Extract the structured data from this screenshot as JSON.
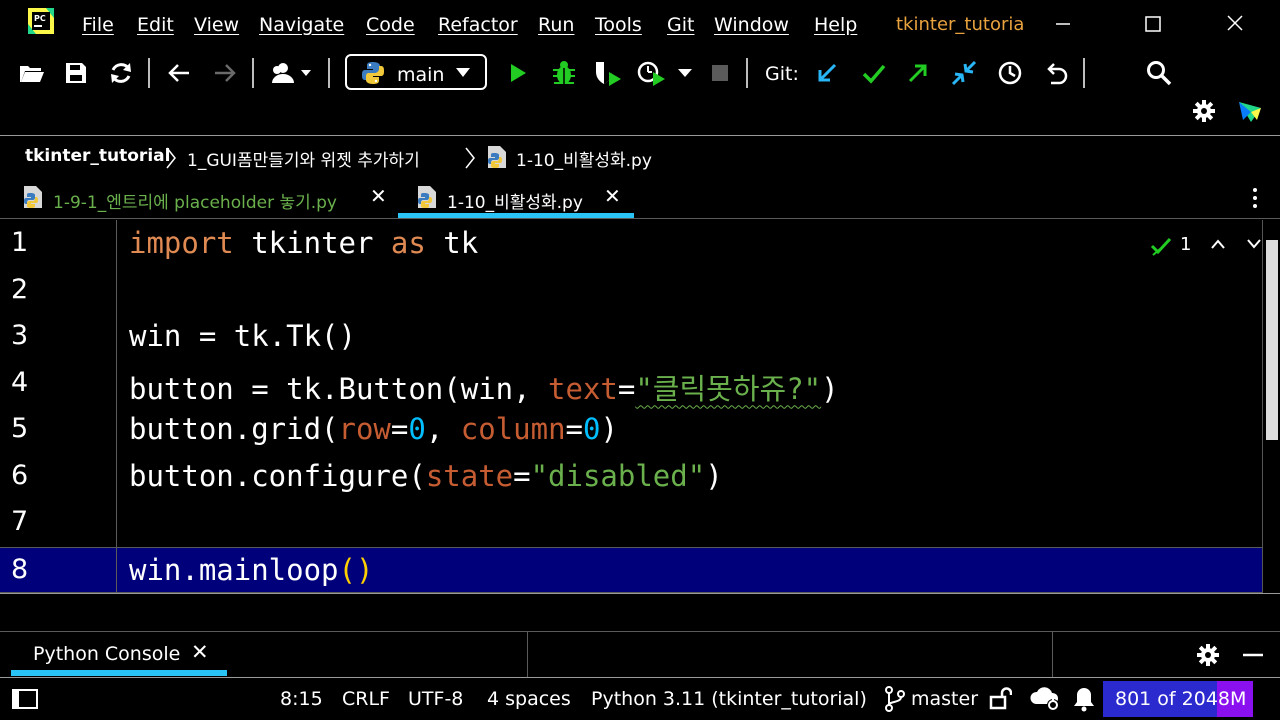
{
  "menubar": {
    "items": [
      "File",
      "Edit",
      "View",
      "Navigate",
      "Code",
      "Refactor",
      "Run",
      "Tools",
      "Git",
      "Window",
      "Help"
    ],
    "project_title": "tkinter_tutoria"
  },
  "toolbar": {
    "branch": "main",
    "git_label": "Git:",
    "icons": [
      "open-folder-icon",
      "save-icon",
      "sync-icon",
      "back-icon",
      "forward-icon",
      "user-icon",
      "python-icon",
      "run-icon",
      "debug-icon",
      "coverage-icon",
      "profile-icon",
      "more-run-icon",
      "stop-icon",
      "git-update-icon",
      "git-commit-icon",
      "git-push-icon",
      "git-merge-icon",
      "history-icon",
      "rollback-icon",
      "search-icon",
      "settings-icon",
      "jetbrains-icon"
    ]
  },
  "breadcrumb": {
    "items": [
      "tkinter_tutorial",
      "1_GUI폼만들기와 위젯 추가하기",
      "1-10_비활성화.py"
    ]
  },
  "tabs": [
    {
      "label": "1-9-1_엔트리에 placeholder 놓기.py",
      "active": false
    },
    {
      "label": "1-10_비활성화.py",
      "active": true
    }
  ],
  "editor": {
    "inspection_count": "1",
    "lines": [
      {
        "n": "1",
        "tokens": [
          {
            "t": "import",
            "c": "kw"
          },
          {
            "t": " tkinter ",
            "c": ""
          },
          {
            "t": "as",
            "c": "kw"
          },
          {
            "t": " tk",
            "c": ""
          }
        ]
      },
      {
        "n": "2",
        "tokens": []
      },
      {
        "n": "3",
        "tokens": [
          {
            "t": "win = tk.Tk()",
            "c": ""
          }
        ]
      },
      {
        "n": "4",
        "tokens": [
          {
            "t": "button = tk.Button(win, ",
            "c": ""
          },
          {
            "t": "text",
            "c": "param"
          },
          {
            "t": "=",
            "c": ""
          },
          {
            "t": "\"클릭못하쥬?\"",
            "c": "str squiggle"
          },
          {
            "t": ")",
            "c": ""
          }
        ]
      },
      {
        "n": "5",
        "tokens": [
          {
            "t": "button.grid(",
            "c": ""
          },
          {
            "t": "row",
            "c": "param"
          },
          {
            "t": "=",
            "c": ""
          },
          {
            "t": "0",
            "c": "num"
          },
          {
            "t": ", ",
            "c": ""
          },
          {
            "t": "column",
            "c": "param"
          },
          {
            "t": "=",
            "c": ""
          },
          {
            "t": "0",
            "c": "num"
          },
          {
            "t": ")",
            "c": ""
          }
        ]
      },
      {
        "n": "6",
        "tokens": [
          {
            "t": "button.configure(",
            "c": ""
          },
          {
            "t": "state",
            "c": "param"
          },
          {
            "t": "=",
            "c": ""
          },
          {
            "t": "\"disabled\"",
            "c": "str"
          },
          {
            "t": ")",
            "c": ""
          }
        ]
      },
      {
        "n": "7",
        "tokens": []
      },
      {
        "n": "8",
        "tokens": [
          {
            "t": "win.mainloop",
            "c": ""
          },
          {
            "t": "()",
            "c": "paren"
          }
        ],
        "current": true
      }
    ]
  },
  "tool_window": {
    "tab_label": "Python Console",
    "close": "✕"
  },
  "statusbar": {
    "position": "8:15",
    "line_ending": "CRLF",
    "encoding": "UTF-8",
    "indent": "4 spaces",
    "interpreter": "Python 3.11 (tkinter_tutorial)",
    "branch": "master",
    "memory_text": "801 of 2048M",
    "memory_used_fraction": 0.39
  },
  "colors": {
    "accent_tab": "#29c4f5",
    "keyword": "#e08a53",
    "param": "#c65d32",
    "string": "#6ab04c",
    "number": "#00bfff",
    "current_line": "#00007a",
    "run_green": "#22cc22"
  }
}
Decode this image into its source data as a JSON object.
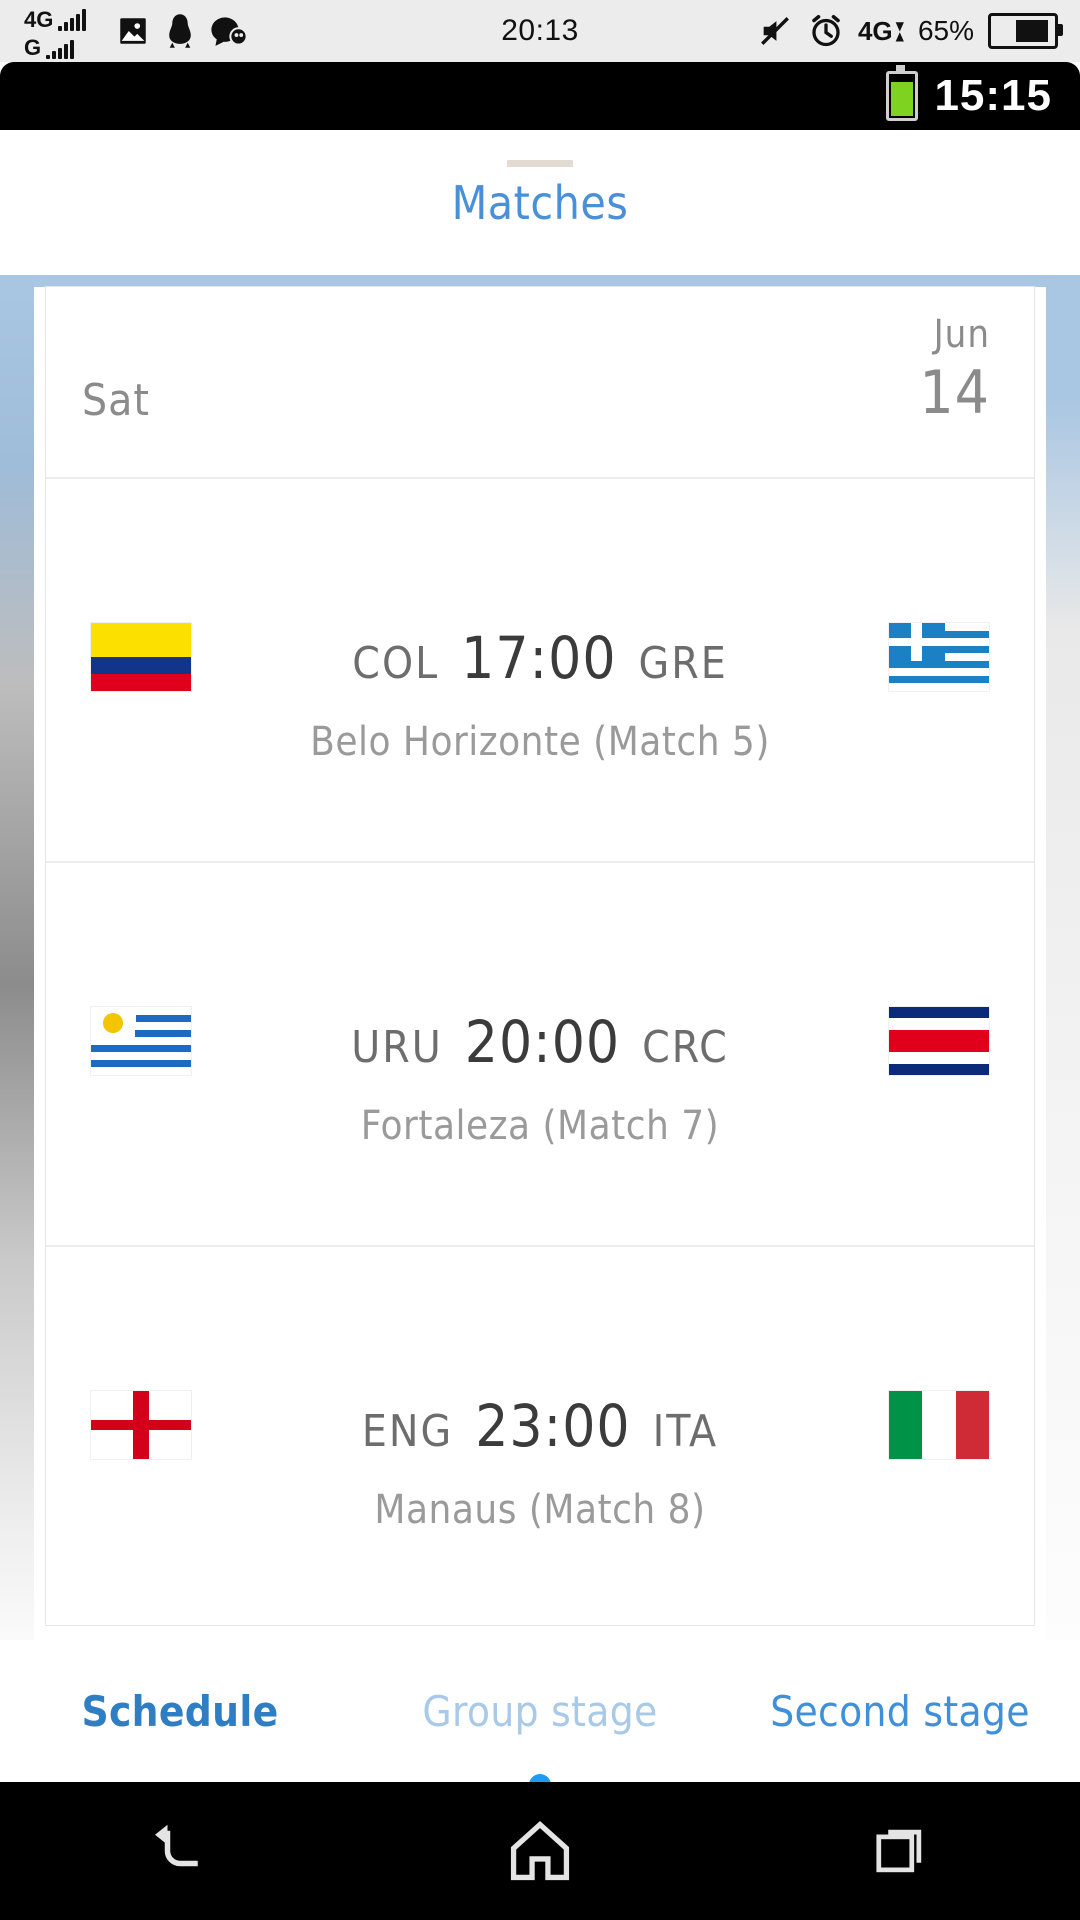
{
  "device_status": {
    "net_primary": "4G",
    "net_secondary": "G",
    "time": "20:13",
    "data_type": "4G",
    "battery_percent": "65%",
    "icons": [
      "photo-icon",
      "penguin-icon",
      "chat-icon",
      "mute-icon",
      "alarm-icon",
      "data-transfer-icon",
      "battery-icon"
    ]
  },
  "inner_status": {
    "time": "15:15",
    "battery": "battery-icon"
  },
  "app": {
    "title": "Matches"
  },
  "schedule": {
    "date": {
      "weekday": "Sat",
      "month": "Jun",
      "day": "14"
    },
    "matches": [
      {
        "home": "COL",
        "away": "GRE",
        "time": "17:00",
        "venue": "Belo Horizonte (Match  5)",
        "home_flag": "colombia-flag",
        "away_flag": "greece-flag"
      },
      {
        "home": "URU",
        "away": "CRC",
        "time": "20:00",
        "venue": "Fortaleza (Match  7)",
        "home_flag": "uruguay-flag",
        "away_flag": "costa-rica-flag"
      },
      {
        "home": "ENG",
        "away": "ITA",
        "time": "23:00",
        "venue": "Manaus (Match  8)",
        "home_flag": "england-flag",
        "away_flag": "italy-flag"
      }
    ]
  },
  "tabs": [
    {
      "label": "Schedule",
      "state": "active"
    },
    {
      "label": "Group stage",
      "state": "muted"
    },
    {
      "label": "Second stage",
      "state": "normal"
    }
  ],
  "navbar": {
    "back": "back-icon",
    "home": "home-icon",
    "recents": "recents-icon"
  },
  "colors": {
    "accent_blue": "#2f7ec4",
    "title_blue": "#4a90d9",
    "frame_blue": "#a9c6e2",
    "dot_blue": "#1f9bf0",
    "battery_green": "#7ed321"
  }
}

● Stated goal: Copy the whole of the material above exactly, but not its images.

● Exercise solution:
Extract the structured data from this screenshot as JSON.
{
  "menubar": {
    "items": [
      "File",
      "Edit",
      "View",
      "Navigate",
      "Code",
      "Refactor",
      "Run",
      "Tools",
      "Git",
      "Window",
      "Help"
    ],
    "project_title": "tkinter_tutoria"
  },
  "toolbar": {
    "branch": "main",
    "git_label": "Git:",
    "icons": [
      "open-folder-icon",
      "save-icon",
      "sync-icon",
      "back-icon",
      "forward-icon",
      "user-icon",
      "python-icon",
      "run-icon",
      "debug-icon",
      "coverage-icon",
      "profile-icon",
      "more-run-icon",
      "stop-icon",
      "git-update-icon",
      "git-commit-icon",
      "git-push-icon",
      "git-merge-icon",
      "history-icon",
      "rollback-icon",
      "search-icon",
      "settings-icon",
      "jetbrains-icon"
    ]
  },
  "breadcrumb": {
    "items": [
      "tkinter_tutorial",
      "1_GUI폼만들기와 위젯 추가하기",
      "1-10_비활성화.py"
    ]
  },
  "tabs": [
    {
      "label": "1-9-1_엔트리에 placeholder 놓기.py",
      "active": false
    },
    {
      "label": "1-10_비활성화.py",
      "active": true
    }
  ],
  "editor": {
    "inspection_count": "1",
    "lines": [
      {
        "n": "1",
        "tokens": [
          {
            "t": "import",
            "c": "kw"
          },
          {
            "t": " tkinter ",
            "c": ""
          },
          {
            "t": "as",
            "c": "kw"
          },
          {
            "t": " tk",
            "c": ""
          }
        ]
      },
      {
        "n": "2",
        "tokens": []
      },
      {
        "n": "3",
        "tokens": [
          {
            "t": "win = tk.Tk()",
            "c": ""
          }
        ]
      },
      {
        "n": "4",
        "tokens": [
          {
            "t": "button = tk.Button(win, ",
            "c": ""
          },
          {
            "t": "text",
            "c": "param"
          },
          {
            "t": "=",
            "c": ""
          },
          {
            "t": "\"클릭못하쥬?\"",
            "c": "str squiggle"
          },
          {
            "t": ")",
            "c": ""
          }
        ]
      },
      {
        "n": "5",
        "tokens": [
          {
            "t": "button.grid(",
            "c": ""
          },
          {
            "t": "row",
            "c": "param"
          },
          {
            "t": "=",
            "c": ""
          },
          {
            "t": "0",
            "c": "num"
          },
          {
            "t": ", ",
            "c": ""
          },
          {
            "t": "column",
            "c": "param"
          },
          {
            "t": "=",
            "c": ""
          },
          {
            "t": "0",
            "c": "num"
          },
          {
            "t": ")",
            "c": ""
          }
        ]
      },
      {
        "n": "6",
        "tokens": [
          {
            "t": "button.configure(",
            "c": ""
          },
          {
            "t": "state",
            "c": "param"
          },
          {
            "t": "=",
            "c": ""
          },
          {
            "t": "\"disabled\"",
            "c": "str"
          },
          {
            "t": ")",
            "c": ""
          }
        ]
      },
      {
        "n": "7",
        "tokens": []
      },
      {
        "n": "8",
        "tokens": [
          {
            "t": "win.mainloop",
            "c": ""
          },
          {
            "t": "()",
            "c": "paren"
          }
        ],
        "current": true
      }
    ]
  },
  "tool_window": {
    "tab_label": "Python Console",
    "close": "✕"
  },
  "statusbar": {
    "position": "8:15",
    "line_ending": "CRLF",
    "encoding": "UTF-8",
    "indent": "4 spaces",
    "interpreter": "Python 3.11 (tkinter_tutorial)",
    "branch": "master",
    "memory_text": "801 of 2048M",
    "memory_used_fraction": 0.39
  },
  "colors": {
    "accent_tab": "#29c4f5",
    "keyword": "#e08a53",
    "param": "#c65d32",
    "string": "#6ab04c",
    "number": "#00bfff",
    "current_line": "#00007a",
    "run_green": "#22cc22"
  }
}
Decode this image into its source data as a JSON object.
{
  "device_status": {
    "net_primary": "4G",
    "net_secondary": "G",
    "time": "20:13",
    "data_type": "4G",
    "battery_percent": "65%",
    "icons": [
      "photo-icon",
      "penguin-icon",
      "chat-icon",
      "mute-icon",
      "alarm-icon",
      "data-transfer-icon",
      "battery-icon"
    ]
  },
  "inner_status": {
    "time": "15:15",
    "battery": "battery-icon"
  },
  "app": {
    "title": "Matches"
  },
  "schedule": {
    "date": {
      "weekday": "Sat",
      "month": "Jun",
      "day": "14"
    },
    "matches": [
      {
        "home": "COL",
        "away": "GRE",
        "time": "17:00",
        "venue": "Belo Horizonte (Match  5)",
        "home_flag": "colombia-flag",
        "away_flag": "greece-flag"
      },
      {
        "home": "URU",
        "away": "CRC",
        "time": "20:00",
        "venue": "Fortaleza (Match  7)",
        "home_flag": "uruguay-flag",
        "away_flag": "costa-rica-flag"
      },
      {
        "home": "ENG",
        "away": "ITA",
        "time": "23:00",
        "venue": "Manaus (Match  8)",
        "home_flag": "england-flag",
        "away_flag": "italy-flag"
      }
    ]
  },
  "tabs": [
    {
      "label": "Schedule",
      "state": "active"
    },
    {
      "label": "Group stage",
      "state": "muted"
    },
    {
      "label": "Second stage",
      "state": "normal"
    }
  ],
  "navbar": {
    "back": "back-icon",
    "home": "home-icon",
    "recents": "recents-icon"
  },
  "colors": {
    "accent_blue": "#2f7ec4",
    "title_blue": "#4a90d9",
    "frame_blue": "#a9c6e2",
    "dot_blue": "#1f9bf0",
    "battery_green": "#7ed321"
  }
}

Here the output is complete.